====== SUPPLIED PASSAGE

Cumbria: A Book of Days
This book is the product of a lifetime’s work, listening, learning, reading and researching from the founder and owner of Hayloft Publishing, Dawn Robertson. It is an almanac; a jigsaw of fragments of Cumbria’s extremely rich history from earliest times to the present, illustrated with more than 300 drawings, maps and photographs.
The vast territory of Cumbria is a borderland; an area shared historically by Scotland and England, with close connections to Ireland and further to the Nordic countries. Bordered by sea to the west and the Pennines to the east, access was never easy, especially in the Lake District’s rocky kernel, with high mountains, deep lakes and often treacherous terrain.
Cumbria’s prehistoric monuments span almost 4,000 years – scattered across the county are mysterious sites from isolated standing stones to stone circles and hillforts. The county was on the edge of the Roman Empire, gaining from European connections to the south and bordered by Hadrian’s Wall to the north. Later the area became a patchwork of kingdoms and small wars, especially against the newly arrived Saxons from the east and the Scots to the north.

============

[TO BE DONE] Continue the description of the Cumbria book of days, starting right after its last sentence.

====== RECORD SET

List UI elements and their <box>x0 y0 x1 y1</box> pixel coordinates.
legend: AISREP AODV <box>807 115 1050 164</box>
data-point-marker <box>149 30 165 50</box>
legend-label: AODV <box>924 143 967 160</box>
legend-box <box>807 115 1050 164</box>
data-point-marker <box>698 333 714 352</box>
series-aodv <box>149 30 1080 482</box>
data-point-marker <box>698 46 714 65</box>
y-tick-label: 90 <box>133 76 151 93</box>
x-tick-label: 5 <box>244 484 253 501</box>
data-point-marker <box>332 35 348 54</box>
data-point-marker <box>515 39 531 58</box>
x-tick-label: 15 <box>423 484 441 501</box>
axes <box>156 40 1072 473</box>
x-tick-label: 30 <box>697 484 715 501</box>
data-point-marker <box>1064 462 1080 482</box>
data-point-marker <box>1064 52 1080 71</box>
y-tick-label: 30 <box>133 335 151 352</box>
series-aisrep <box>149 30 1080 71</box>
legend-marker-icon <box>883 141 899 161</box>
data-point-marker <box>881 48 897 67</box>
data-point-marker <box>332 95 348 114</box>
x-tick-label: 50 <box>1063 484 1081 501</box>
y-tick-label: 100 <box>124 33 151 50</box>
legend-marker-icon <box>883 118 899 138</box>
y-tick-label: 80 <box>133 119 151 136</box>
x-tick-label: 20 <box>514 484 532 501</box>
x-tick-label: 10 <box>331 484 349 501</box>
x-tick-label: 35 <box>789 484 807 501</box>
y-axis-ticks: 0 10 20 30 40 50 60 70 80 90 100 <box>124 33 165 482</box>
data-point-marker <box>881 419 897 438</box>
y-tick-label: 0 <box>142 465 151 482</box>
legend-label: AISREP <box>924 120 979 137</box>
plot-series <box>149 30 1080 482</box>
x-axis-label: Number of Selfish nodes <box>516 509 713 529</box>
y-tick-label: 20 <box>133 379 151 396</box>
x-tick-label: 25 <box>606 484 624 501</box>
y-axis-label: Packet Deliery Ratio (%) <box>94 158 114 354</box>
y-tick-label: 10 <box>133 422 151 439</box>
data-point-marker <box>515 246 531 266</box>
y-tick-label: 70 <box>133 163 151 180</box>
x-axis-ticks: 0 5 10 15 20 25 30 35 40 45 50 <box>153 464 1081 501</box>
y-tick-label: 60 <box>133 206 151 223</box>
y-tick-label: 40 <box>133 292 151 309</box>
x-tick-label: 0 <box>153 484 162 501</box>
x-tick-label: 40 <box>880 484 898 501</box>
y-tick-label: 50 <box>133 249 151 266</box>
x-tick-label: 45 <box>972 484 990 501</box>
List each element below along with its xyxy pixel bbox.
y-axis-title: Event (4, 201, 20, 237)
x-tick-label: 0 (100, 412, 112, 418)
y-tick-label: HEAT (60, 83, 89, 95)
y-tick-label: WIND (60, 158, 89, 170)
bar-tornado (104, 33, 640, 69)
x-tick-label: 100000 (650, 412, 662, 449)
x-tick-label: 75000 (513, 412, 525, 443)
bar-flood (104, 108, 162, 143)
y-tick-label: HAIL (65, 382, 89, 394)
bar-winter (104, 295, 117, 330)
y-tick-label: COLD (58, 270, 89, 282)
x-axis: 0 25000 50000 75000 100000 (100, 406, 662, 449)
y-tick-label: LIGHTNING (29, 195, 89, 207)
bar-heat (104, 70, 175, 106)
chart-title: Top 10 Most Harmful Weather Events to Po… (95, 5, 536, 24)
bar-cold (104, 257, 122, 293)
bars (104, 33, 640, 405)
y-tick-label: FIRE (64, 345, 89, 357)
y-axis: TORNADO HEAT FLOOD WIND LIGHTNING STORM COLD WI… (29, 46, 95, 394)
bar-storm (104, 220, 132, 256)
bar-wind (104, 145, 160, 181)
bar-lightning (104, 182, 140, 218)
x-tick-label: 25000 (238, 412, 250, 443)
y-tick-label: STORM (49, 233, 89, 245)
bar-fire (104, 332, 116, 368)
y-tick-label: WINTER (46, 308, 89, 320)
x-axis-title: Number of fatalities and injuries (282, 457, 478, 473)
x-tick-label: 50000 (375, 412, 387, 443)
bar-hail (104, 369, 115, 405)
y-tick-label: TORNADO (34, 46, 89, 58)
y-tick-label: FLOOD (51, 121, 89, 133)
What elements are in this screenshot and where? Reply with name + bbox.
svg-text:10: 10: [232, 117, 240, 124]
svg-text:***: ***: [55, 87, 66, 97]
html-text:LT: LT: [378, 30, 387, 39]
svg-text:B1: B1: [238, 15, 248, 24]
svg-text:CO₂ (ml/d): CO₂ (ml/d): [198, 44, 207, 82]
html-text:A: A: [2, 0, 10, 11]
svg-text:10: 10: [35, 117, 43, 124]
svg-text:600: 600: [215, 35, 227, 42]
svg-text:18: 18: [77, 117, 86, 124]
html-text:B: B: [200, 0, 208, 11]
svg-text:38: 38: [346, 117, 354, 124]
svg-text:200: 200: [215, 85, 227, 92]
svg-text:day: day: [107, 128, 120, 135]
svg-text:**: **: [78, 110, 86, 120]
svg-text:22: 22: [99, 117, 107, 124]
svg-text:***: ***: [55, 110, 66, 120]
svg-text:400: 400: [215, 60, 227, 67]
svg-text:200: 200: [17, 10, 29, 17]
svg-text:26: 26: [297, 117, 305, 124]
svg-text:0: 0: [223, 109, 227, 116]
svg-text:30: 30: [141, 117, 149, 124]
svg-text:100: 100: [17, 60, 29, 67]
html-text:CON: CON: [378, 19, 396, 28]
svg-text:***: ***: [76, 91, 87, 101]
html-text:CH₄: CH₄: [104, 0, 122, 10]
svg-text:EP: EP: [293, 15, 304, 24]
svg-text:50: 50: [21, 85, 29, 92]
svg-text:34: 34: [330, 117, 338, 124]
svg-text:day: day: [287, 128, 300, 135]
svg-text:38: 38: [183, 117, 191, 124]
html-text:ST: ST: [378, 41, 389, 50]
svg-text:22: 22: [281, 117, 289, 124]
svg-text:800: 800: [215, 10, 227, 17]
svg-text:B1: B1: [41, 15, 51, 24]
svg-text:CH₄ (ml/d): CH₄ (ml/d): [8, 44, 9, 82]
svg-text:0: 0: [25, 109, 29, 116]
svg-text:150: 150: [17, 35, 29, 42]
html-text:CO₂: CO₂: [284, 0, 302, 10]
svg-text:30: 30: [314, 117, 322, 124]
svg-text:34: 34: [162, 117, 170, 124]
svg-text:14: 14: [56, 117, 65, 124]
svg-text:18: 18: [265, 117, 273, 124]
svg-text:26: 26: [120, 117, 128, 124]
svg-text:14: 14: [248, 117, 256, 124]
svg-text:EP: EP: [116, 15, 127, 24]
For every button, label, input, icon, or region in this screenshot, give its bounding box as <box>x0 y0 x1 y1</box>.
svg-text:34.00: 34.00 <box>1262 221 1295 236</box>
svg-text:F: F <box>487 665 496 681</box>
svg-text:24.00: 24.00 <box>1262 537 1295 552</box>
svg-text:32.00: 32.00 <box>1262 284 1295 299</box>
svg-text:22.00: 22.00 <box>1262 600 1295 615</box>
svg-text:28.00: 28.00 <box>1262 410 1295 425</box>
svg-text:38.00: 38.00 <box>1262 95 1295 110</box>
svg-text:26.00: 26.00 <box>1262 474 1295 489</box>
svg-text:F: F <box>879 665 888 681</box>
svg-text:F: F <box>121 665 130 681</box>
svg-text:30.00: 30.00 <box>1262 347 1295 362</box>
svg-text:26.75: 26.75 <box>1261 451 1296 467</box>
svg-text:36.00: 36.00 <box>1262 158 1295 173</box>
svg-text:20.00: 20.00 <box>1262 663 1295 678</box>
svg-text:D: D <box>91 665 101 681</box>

============

[RESULT BELOW]
With its varied geology, Cumbria is naturally rich in minerals providing the raw materials for items from Stone Age axes to ocean liners. Later centuries saw an explosion of industrial development, especially along the coast where transport was easiest.
The county saw the birth of Christianity with close links to the earliest pilgrim saints, ancient religious houses and monasteries. It was a feudal land dominated by the castles of powerful lords. The peasant farming community continued adapting, learning and helping provide the agricultural wealth of the county as they continue to do to this day.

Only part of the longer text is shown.